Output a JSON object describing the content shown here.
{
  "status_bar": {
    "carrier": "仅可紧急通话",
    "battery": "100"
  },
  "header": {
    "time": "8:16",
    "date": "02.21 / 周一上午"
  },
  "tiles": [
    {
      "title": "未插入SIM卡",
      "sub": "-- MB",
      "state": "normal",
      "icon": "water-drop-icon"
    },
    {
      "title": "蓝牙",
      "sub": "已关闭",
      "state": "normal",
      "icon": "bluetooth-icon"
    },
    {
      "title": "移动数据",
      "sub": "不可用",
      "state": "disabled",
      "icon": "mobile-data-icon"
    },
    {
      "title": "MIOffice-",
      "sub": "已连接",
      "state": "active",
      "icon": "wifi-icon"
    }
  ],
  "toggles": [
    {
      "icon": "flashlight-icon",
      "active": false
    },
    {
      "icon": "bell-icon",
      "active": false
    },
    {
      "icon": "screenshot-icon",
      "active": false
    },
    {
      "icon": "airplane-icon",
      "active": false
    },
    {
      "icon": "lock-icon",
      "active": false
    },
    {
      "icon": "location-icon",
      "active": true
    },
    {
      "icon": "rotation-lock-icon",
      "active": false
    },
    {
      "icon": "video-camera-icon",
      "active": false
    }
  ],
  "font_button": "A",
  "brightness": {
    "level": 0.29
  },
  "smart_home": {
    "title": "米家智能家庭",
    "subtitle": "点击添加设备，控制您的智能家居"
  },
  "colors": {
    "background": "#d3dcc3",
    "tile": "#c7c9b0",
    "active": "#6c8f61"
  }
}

---*---

§ **TASK REQUIREMENTS**
Every line of the records that includes the word "icon" should be gathered.

§ **CORRECT RESULT**
      "icon": "water-drop-icon"
      "icon": "bluetooth-icon"
      "icon": "mobile-data-icon"
      "icon": "wifi-icon"
      "icon": "flashlight-icon",
      "icon": "bell-icon",
      "icon": "screenshot-icon",
      "icon": "airplane-icon",
      "icon": "lock-icon",
      "icon": "location-icon",
      "icon": "rotation-lock-icon",
      "icon": "video-camera-icon",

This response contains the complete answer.